Data tied to figure images
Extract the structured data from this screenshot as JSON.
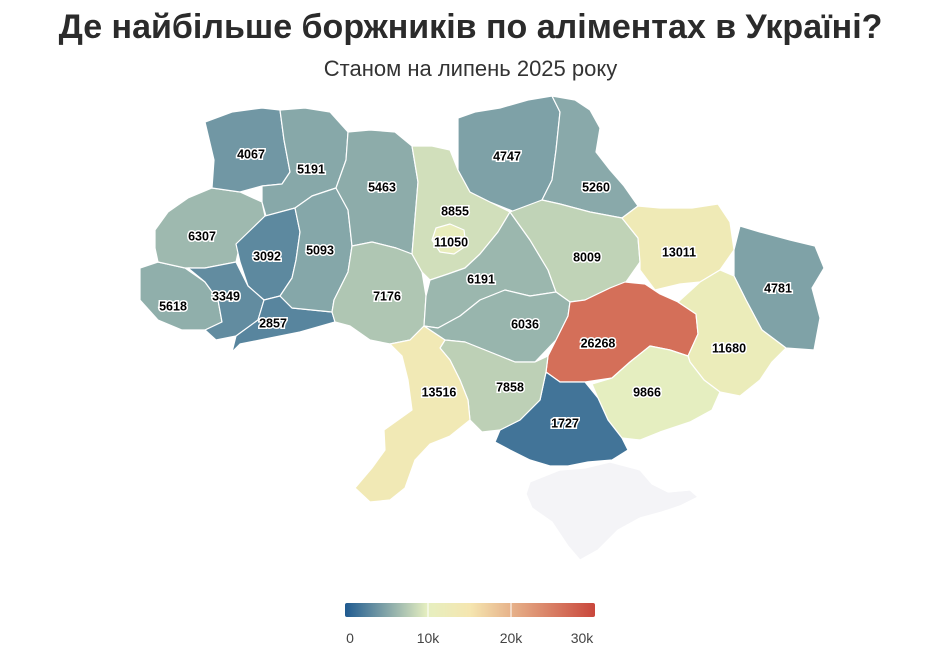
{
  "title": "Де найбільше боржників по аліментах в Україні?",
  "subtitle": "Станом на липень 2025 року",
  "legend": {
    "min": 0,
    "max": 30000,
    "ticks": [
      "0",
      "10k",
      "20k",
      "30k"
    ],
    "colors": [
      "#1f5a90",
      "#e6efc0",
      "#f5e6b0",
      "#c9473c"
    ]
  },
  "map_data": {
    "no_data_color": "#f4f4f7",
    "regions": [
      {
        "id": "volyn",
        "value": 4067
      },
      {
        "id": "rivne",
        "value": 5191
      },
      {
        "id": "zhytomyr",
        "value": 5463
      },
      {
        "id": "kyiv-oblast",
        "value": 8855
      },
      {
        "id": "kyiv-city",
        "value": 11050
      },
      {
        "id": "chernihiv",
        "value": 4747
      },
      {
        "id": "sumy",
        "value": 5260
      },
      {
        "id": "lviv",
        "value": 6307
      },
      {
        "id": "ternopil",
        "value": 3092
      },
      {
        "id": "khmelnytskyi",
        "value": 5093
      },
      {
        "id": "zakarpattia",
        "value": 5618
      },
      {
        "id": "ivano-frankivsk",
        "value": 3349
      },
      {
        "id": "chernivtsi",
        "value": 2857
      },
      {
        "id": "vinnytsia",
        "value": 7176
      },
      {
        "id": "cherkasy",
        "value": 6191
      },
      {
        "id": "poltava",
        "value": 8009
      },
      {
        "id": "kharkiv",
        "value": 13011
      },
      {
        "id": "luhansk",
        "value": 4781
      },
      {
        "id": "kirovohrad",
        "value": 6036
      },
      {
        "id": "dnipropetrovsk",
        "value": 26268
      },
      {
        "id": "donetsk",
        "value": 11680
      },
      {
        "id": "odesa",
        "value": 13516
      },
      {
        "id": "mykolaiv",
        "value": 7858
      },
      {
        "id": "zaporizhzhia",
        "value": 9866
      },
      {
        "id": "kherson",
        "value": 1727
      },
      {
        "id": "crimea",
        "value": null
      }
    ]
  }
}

- TASK TO COMPLETE -
Make an exact copy of the data above, pictures excluded.

- SOLUTION TO THIS EXERCISE -
Extract the structured data from this screenshot as JSON.
{
  "title": "Де найбільше боржників по аліментах в Україні?",
  "subtitle": "Станом на липень 2025 року",
  "legend": {
    "min": 0,
    "max": 30000,
    "ticks": [
      "0",
      "10k",
      "20k",
      "30k"
    ],
    "colors": [
      "#1f5a90",
      "#e6efc0",
      "#f5e6b0",
      "#c9473c"
    ]
  },
  "map_data": {
    "no_data_color": "#f4f4f7",
    "regions": [
      {
        "id": "volyn",
        "value": 4067
      },
      {
        "id": "rivne",
        "value": 5191
      },
      {
        "id": "zhytomyr",
        "value": 5463
      },
      {
        "id": "kyiv-oblast",
        "value": 8855
      },
      {
        "id": "kyiv-city",
        "value": 11050
      },
      {
        "id": "chernihiv",
        "value": 4747
      },
      {
        "id": "sumy",
        "value": 5260
      },
      {
        "id": "lviv",
        "value": 6307
      },
      {
        "id": "ternopil",
        "value": 3092
      },
      {
        "id": "khmelnytskyi",
        "value": 5093
      },
      {
        "id": "zakarpattia",
        "value": 5618
      },
      {
        "id": "ivano-frankivsk",
        "value": 3349
      },
      {
        "id": "chernivtsi",
        "value": 2857
      },
      {
        "id": "vinnytsia",
        "value": 7176
      },
      {
        "id": "cherkasy",
        "value": 6191
      },
      {
        "id": "poltava",
        "value": 8009
      },
      {
        "id": "kharkiv",
        "value": 13011
      },
      {
        "id": "luhansk",
        "value": 4781
      },
      {
        "id": "kirovohrad",
        "value": 6036
      },
      {
        "id": "dnipropetrovsk",
        "value": 26268
      },
      {
        "id": "donetsk",
        "value": 11680
      },
      {
        "id": "odesa",
        "value": 13516
      },
      {
        "id": "mykolaiv",
        "value": 7858
      },
      {
        "id": "zaporizhzhia",
        "value": 9866
      },
      {
        "id": "kherson",
        "value": 1727
      },
      {
        "id": "crimea",
        "value": null
      }
    ]
  }
}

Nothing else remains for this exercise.